-- START --

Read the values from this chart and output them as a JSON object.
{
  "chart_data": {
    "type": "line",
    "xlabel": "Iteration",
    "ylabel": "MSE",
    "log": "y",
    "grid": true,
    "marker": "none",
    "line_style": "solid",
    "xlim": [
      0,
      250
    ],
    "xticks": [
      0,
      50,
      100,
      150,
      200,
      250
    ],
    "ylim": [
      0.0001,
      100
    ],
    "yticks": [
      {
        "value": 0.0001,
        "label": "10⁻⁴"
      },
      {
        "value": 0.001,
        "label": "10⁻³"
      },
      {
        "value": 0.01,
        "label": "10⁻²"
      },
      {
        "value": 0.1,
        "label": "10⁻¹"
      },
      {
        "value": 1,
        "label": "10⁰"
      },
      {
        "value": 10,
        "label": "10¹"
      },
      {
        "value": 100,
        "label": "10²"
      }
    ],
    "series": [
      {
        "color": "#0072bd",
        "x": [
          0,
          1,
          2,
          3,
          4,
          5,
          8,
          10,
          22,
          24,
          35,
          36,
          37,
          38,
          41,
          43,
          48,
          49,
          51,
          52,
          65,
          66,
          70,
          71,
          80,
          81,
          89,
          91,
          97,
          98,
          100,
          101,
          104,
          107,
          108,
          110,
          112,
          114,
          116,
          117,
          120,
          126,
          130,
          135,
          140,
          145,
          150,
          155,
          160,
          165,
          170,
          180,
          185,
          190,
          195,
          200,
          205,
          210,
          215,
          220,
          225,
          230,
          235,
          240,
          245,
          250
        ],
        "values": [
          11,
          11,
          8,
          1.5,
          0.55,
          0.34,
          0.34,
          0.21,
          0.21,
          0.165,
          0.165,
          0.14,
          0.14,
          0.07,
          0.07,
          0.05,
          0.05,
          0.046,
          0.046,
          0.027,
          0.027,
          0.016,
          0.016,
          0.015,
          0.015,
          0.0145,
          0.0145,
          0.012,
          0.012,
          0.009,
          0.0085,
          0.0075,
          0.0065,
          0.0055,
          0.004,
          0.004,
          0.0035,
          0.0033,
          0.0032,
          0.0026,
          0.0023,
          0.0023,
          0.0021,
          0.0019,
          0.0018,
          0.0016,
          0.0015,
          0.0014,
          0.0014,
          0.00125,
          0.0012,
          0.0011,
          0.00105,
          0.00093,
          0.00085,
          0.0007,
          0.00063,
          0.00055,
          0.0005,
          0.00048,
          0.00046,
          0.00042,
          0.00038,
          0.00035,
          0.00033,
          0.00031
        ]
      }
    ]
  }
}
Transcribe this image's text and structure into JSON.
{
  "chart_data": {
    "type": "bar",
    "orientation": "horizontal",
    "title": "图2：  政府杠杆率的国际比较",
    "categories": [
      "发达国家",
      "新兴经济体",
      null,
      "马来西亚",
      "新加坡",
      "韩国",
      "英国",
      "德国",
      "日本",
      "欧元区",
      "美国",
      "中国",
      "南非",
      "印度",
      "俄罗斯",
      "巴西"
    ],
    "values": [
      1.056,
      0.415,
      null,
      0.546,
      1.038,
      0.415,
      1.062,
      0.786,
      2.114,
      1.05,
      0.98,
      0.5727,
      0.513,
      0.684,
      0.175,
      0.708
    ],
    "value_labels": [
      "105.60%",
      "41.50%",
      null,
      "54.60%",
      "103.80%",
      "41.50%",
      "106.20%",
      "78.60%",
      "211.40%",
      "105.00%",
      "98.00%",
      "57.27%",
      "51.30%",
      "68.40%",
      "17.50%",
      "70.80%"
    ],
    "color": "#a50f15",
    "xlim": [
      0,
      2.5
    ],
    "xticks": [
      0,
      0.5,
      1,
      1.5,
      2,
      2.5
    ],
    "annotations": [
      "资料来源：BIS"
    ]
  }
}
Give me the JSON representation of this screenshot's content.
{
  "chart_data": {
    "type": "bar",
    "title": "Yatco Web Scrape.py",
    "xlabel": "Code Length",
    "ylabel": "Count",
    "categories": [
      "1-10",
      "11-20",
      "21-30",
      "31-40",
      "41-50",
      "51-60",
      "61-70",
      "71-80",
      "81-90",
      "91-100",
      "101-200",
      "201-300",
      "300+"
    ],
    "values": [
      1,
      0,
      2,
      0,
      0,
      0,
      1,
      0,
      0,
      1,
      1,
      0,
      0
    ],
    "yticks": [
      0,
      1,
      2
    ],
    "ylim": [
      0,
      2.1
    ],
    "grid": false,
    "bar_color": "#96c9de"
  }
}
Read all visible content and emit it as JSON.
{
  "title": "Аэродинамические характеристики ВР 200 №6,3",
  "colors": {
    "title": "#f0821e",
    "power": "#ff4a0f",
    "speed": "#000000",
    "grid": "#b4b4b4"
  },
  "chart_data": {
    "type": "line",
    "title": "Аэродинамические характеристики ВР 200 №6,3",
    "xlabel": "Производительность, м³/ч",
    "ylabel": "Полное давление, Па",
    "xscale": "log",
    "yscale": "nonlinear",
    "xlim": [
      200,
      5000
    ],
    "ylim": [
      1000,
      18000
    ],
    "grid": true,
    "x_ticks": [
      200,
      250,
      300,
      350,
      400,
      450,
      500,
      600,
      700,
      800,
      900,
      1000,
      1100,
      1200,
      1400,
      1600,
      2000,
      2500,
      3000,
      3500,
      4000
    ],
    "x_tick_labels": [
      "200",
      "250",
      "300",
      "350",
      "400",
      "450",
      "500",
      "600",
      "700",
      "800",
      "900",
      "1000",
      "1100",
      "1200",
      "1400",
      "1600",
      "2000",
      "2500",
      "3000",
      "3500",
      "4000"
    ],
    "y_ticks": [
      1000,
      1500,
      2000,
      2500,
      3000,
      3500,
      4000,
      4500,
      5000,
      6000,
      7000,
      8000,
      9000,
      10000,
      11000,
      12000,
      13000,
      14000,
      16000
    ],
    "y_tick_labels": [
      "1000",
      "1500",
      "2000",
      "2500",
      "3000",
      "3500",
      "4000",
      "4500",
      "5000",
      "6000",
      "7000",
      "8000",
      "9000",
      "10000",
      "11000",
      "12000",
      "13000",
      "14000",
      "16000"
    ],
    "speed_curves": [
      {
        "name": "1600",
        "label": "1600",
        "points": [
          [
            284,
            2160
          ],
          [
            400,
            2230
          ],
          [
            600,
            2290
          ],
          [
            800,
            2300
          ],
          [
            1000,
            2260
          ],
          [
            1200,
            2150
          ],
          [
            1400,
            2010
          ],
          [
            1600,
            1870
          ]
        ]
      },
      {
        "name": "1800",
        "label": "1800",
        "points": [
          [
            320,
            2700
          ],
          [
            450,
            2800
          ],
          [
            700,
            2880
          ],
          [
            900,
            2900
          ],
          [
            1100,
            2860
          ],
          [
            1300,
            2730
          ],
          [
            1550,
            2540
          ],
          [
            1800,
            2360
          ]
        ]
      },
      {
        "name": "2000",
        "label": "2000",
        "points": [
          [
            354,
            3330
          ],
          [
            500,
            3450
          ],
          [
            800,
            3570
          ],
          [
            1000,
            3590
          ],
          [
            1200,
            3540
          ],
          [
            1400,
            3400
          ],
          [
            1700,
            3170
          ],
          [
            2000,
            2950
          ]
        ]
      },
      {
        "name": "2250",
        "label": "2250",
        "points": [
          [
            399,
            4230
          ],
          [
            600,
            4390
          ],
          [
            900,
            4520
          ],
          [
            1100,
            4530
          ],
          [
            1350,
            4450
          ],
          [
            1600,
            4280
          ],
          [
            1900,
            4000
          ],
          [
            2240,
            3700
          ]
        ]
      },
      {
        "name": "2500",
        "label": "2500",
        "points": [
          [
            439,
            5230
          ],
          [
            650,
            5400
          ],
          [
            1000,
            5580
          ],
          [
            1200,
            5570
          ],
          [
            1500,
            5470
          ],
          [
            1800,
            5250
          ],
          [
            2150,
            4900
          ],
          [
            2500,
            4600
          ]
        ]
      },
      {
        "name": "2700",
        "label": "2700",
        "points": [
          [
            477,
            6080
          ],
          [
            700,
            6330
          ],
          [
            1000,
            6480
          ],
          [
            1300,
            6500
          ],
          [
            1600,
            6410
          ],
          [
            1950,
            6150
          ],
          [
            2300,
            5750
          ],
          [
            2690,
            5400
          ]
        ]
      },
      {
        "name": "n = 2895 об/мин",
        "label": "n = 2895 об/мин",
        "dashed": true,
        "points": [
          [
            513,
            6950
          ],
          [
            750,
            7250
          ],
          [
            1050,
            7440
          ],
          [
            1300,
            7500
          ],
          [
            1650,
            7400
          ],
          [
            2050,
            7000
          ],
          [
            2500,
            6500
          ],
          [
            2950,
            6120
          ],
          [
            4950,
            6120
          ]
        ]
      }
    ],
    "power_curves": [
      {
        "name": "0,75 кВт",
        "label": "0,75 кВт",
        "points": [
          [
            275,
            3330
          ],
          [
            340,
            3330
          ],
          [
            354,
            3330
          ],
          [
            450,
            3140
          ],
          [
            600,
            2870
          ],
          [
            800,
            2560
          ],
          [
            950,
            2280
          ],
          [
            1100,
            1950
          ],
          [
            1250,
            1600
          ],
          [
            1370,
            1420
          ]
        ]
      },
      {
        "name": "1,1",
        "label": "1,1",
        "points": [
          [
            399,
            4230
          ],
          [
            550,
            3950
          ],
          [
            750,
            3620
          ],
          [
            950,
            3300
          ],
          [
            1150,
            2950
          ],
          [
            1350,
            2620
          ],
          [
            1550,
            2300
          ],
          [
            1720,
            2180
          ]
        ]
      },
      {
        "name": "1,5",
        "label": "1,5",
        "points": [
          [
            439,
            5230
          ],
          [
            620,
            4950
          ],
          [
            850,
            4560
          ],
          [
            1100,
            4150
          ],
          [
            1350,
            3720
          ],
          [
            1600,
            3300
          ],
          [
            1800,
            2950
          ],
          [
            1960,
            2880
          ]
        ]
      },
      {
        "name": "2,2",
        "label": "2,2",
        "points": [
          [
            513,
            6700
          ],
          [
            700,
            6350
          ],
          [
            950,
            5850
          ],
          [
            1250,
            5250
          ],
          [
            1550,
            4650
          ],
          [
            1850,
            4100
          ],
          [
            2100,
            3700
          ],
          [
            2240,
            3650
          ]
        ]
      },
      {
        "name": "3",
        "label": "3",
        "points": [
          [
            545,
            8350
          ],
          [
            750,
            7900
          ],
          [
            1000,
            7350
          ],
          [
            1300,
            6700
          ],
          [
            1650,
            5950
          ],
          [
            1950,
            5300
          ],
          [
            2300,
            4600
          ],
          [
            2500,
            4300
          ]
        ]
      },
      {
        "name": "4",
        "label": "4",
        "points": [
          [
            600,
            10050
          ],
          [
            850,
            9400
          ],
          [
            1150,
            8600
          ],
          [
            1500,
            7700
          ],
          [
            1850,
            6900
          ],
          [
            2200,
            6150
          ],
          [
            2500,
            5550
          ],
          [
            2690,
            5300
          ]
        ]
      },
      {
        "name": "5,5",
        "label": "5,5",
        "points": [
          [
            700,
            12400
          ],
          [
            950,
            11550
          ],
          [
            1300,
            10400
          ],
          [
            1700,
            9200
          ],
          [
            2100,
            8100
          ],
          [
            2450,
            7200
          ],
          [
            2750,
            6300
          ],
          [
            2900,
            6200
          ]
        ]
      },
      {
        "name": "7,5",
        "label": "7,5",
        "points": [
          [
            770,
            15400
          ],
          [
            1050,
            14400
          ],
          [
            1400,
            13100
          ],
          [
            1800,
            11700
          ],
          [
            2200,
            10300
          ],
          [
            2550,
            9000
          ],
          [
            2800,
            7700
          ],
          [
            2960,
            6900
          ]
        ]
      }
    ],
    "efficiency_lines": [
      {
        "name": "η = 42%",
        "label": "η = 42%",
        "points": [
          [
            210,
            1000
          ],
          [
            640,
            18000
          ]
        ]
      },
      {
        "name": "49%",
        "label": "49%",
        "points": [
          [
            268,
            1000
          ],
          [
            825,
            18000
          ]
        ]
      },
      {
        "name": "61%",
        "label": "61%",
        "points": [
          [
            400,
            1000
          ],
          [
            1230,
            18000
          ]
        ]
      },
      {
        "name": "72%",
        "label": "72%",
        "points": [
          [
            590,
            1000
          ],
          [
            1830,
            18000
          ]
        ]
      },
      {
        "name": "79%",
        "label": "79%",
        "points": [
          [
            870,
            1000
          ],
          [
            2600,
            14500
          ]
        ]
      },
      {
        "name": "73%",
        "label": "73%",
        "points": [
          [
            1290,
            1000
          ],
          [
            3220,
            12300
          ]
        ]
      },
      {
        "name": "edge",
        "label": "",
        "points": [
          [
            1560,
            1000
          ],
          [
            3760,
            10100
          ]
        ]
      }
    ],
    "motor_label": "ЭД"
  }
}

-- END --

:: WORK INSTRUCTIONS ::
Count how many lines above include the word "values" and answer with that figure only.

:: ANSWER BELOW ::
4